**DIRECTIVE:**
Return all of the lines below exactly as they are.
Start of LISTING
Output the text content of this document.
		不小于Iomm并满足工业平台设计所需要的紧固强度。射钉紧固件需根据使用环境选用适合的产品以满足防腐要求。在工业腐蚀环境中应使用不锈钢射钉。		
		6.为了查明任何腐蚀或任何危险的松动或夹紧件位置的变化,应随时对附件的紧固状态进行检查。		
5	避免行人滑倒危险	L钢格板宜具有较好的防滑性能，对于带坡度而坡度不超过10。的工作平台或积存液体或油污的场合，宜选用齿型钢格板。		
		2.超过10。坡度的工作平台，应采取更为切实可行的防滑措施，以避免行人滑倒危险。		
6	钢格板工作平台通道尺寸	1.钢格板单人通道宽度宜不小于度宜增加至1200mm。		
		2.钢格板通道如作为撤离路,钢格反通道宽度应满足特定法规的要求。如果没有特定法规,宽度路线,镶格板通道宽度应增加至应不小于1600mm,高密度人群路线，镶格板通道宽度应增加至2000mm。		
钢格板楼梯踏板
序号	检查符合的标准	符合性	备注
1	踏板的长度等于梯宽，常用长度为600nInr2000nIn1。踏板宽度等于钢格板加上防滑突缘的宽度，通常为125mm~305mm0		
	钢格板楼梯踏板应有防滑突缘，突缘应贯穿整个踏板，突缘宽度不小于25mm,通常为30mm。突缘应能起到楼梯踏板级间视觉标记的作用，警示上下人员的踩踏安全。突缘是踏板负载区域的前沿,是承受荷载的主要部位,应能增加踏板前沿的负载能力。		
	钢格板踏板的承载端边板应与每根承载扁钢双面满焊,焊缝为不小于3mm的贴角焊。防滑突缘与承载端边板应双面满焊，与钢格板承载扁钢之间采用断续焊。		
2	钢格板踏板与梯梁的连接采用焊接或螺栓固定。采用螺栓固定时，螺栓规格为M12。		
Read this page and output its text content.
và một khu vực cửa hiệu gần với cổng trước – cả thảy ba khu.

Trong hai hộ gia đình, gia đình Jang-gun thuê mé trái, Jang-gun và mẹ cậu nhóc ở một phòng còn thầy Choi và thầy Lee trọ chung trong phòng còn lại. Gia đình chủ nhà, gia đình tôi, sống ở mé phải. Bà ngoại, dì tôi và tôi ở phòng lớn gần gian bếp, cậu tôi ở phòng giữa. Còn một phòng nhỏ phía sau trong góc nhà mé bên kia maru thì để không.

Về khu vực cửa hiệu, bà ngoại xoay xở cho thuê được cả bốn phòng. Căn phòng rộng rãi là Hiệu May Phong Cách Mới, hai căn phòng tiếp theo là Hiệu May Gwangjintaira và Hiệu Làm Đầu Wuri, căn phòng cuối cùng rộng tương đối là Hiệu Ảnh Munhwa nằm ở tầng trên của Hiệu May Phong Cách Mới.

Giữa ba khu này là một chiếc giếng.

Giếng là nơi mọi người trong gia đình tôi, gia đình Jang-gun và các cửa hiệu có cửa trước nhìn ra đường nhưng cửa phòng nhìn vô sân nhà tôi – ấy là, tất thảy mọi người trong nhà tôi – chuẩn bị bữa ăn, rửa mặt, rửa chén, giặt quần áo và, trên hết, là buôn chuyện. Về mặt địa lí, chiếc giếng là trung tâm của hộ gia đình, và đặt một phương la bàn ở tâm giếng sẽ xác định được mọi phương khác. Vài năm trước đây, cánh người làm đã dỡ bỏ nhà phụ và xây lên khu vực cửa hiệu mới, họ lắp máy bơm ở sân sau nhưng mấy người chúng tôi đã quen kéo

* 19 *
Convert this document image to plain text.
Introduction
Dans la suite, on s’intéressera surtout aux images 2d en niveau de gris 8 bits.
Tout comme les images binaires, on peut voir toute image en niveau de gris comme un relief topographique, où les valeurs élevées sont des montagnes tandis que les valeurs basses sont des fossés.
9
End of LISTING
**FINAL ANSWER:**
Output the text content of this document.
		不小于Iomm并满足工业平台设计所需要的紧固强度。射钉紧固件需根据使用环境选用适合的产品以满足防腐要求。在工业腐蚀环境中应使用不锈钢射钉。		
		6.为了查明任何腐蚀或任何危险的松动或夹紧件位置的变化,应随时对附件的紧固状态进行检查。		
5	避免行人滑倒危险	L钢格板宜具有较好的防滑性能，对于带坡度而坡度不超过10。的工作平台或积存液体或油污的场合，宜选用齿型钢格板。		
		2.超过10。坡度的工作平台，应采取更为切实可行的防滑措施，以避免行人滑倒危险。		
6	钢格板工作平台通道尺寸	1.钢格板单人通道宽度宜不小于度宜增加至1200mm。		
		2.钢格板通道如作为撤离路,钢格反通道宽度应满足特定法规的要求。如果没有特定法规,宽度路线,镶格板通道宽度应增加至应不小于1600mm,高密度人群路线，镶格板通道宽度应增加至2000mm。		
钢格板楼梯踏板
序号	检查符合的标准	符合性	备注
1	踏板的长度等于梯宽，常用长度为600nInr2000nIn1。踏板宽度等于钢格板加上防滑突缘的宽度，通常为125mm~305mm0		
	钢格板楼梯踏板应有防滑突缘，突缘应贯穿整个踏板，突缘宽度不小于25mm,通常为30mm。突缘应能起到楼梯踏板级间视觉标记的作用，警示上下人员的踩踏安全。突缘是踏板负载区域的前沿,是承受荷载的主要部位,应能增加踏板前沿的负载能力。		
	钢格板踏板的承载端边板应与每根承载扁钢双面满焊,焊缝为不小于3mm的贴角焊。防滑突缘与承载端边板应双面满焊，与钢格板承载扁钢之间采用断续焊。		
2	钢格板踏板与梯梁的连接采用焊接或螺栓固定。采用螺栓固定时，螺栓规格为M12。		
Read this page and output its text content.
và một khu vực cửa hiệu gần với cổng trước – cả thảy ba khu.

Trong hai hộ gia đình, gia đình Jang-gun thuê mé trái, Jang-gun và mẹ cậu nhóc ở một phòng còn thầy Choi và thầy Lee trọ chung trong phòng còn lại. Gia đình chủ nhà, gia đình tôi, sống ở mé phải. Bà ngoại, dì tôi và tôi ở phòng lớn gần gian bếp, cậu tôi ở phòng giữa. Còn một phòng nhỏ phía sau trong góc nhà mé bên kia maru thì để không.

Về khu vực cửa hiệu, bà ngoại xoay xở cho thuê được cả bốn phòng. Căn phòng rộng rãi là Hiệu May Phong Cách Mới, hai căn phòng tiếp theo là Hiệu May Gwangjintaira và Hiệu Làm Đầu Wuri, căn phòng cuối cùng rộng tương đối là Hiệu Ảnh Munhwa nằm ở tầng trên của Hiệu May Phong Cách Mới.

Giữa ba khu này là một chiếc giếng.

Giếng là nơi mọi người trong gia đình tôi, gia đình Jang-gun và các cửa hiệu có cửa trước nhìn ra đường nhưng cửa phòng nhìn vô sân nhà tôi – ấy là, tất thảy mọi người trong nhà tôi – chuẩn bị bữa ăn, rửa mặt, rửa chén, giặt quần áo và, trên hết, là buôn chuyện. Về mặt địa lí, chiếc giếng là trung tâm của hộ gia đình, và đặt một phương la bàn ở tâm giếng sẽ xác định được mọi phương khác. Vài năm trước đây, cánh người làm đã dỡ bỏ nhà phụ và xây lên khu vực cửa hiệu mới, họ lắp máy bơm ở sân sau nhưng mấy người chúng tôi đã quen kéo

* 19 *
Convert this document image to plain text.
Introduction
Dans la suite, on s’intéressera surtout aux images 2d en niveau de gris 8 bits.
Tout comme les images binaires, on peut voir toute image en niveau de gris comme un relief topographique, où les valeurs élevées sont des montagnes tandis que les valeurs basses sont des fossés.
9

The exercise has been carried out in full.